_Requirements_
In your copy, repeat the records exactly and leave out the pictures.

==============================

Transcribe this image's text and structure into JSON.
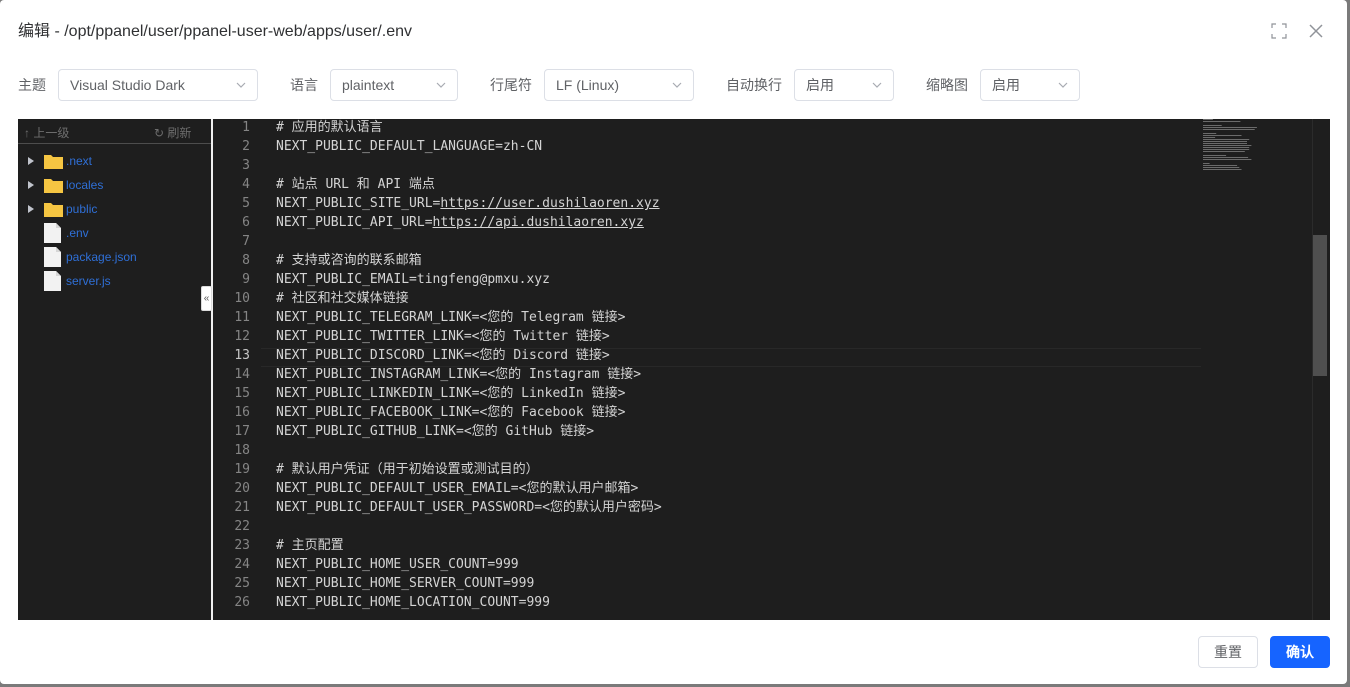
{
  "dialog": {
    "title": "编辑 - /opt/ppanel/user/ppanel-user-web/apps/user/.env",
    "fullscreen_icon": "fullscreen-icon",
    "close_icon": "close-icon"
  },
  "toolbar": {
    "theme_label": "主题",
    "theme_value": "Visual Studio Dark",
    "language_label": "语言",
    "language_value": "plaintext",
    "eol_label": "行尾符",
    "eol_value": "LF (Linux)",
    "wrap_label": "自动换行",
    "wrap_value": "启用",
    "minimap_label": "缩略图",
    "minimap_value": "启用"
  },
  "tree": {
    "up_label": "上一级",
    "refresh_label": "刷新",
    "items": [
      {
        "name": ".next",
        "type": "folder"
      },
      {
        "name": "locales",
        "type": "folder"
      },
      {
        "name": "public",
        "type": "folder"
      },
      {
        "name": ".env",
        "type": "file"
      },
      {
        "name": "package.json",
        "type": "file"
      },
      {
        "name": "server.js",
        "type": "file"
      }
    ]
  },
  "editor": {
    "active_line": 13,
    "lines": [
      "# 应用的默认语言",
      "NEXT_PUBLIC_DEFAULT_LANGUAGE=zh-CN",
      "",
      "# 站点 URL 和 API 端点",
      "NEXT_PUBLIC_SITE_URL=https://user.dushilaoren.xyz",
      "NEXT_PUBLIC_API_URL=https://api.dushilaoren.xyz",
      "",
      "# 支持或咨询的联系邮箱",
      "NEXT_PUBLIC_EMAIL=tingfeng@pmxu.xyz",
      "# 社区和社交媒体链接",
      "NEXT_PUBLIC_TELEGRAM_LINK=<您的 Telegram 链接>",
      "NEXT_PUBLIC_TWITTER_LINK=<您的 Twitter 链接>",
      "NEXT_PUBLIC_DISCORD_LINK=<您的 Discord 链接>",
      "NEXT_PUBLIC_INSTAGRAM_LINK=<您的 Instagram 链接>",
      "NEXT_PUBLIC_LINKEDIN_LINK=<您的 LinkedIn 链接>",
      "NEXT_PUBLIC_FACEBOOK_LINK=<您的 Facebook 链接>",
      "NEXT_PUBLIC_GITHUB_LINK=<您的 GitHub 链接>",
      "",
      "# 默认用户凭证（用于初始设置或测试目的）",
      "NEXT_PUBLIC_DEFAULT_USER_EMAIL=<您的默认用户邮箱>",
      "NEXT_PUBLIC_DEFAULT_USER_PASSWORD=<您的默认用户密码>",
      "",
      "# 主页配置",
      "NEXT_PUBLIC_HOME_USER_COUNT=999",
      "NEXT_PUBLIC_HOME_SERVER_COUNT=999",
      "NEXT_PUBLIC_HOME_LOCATION_COUNT=999"
    ],
    "link_prefixes": {
      "NEXT_PUBLIC_SITE_URL=": "https://user.dushilaoren.xyz",
      "NEXT_PUBLIC_API_URL=": "https://api.dushilaoren.xyz"
    }
  },
  "footer": {
    "reset_label": "重置",
    "confirm_label": "确认"
  },
  "colors": {
    "accent": "#1664ff",
    "editor_bg": "#1e1e1e",
    "folder": "#f5c542"
  }
}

==============================

_The completed task_
Transcribe this image's text and structure into JSON.
{
  "dialog": {
    "title": "编辑 - /opt/ppanel/user/ppanel-user-web/apps/user/.env",
    "fullscreen_icon": "fullscreen-icon",
    "close_icon": "close-icon"
  },
  "toolbar": {
    "theme_label": "主题",
    "theme_value": "Visual Studio Dark",
    "language_label": "语言",
    "language_value": "plaintext",
    "eol_label": "行尾符",
    "eol_value": "LF (Linux)",
    "wrap_label": "自动换行",
    "wrap_value": "启用",
    "minimap_label": "缩略图",
    "minimap_value": "启用"
  },
  "tree": {
    "up_label": "上一级",
    "refresh_label": "刷新",
    "items": [
      {
        "name": ".next",
        "type": "folder"
      },
      {
        "name": "locales",
        "type": "folder"
      },
      {
        "name": "public",
        "type": "folder"
      },
      {
        "name": ".env",
        "type": "file"
      },
      {
        "name": "package.json",
        "type": "file"
      },
      {
        "name": "server.js",
        "type": "file"
      }
    ]
  },
  "editor": {
    "active_line": 13,
    "lines": [
      "# 应用的默认语言",
      "NEXT_PUBLIC_DEFAULT_LANGUAGE=zh-CN",
      "",
      "# 站点 URL 和 API 端点",
      "NEXT_PUBLIC_SITE_URL=https://user.dushilaoren.xyz",
      "NEXT_PUBLIC_API_URL=https://api.dushilaoren.xyz",
      "",
      "# 支持或咨询的联系邮箱",
      "NEXT_PUBLIC_EMAIL=tingfeng@pmxu.xyz",
      "# 社区和社交媒体链接",
      "NEXT_PUBLIC_TELEGRAM_LINK=<您的 Telegram 链接>",
      "NEXT_PUBLIC_TWITTER_LINK=<您的 Twitter 链接>",
      "NEXT_PUBLIC_DISCORD_LINK=<您的 Discord 链接>",
      "NEXT_PUBLIC_INSTAGRAM_LINK=<您的 Instagram 链接>",
      "NEXT_PUBLIC_LINKEDIN_LINK=<您的 LinkedIn 链接>",
      "NEXT_PUBLIC_FACEBOOK_LINK=<您的 Facebook 链接>",
      "NEXT_PUBLIC_GITHUB_LINK=<您的 GitHub 链接>",
      "",
      "# 默认用户凭证（用于初始设置或测试目的）",
      "NEXT_PUBLIC_DEFAULT_USER_EMAIL=<您的默认用户邮箱>",
      "NEXT_PUBLIC_DEFAULT_USER_PASSWORD=<您的默认用户密码>",
      "",
      "# 主页配置",
      "NEXT_PUBLIC_HOME_USER_COUNT=999",
      "NEXT_PUBLIC_HOME_SERVER_COUNT=999",
      "NEXT_PUBLIC_HOME_LOCATION_COUNT=999"
    ],
    "link_prefixes": {
      "NEXT_PUBLIC_SITE_URL=": "https://user.dushilaoren.xyz",
      "NEXT_PUBLIC_API_URL=": "https://api.dushilaoren.xyz"
    }
  },
  "footer": {
    "reset_label": "重置",
    "confirm_label": "确认"
  },
  "colors": {
    "accent": "#1664ff",
    "editor_bg": "#1e1e1e",
    "folder": "#f5c542"
  }
}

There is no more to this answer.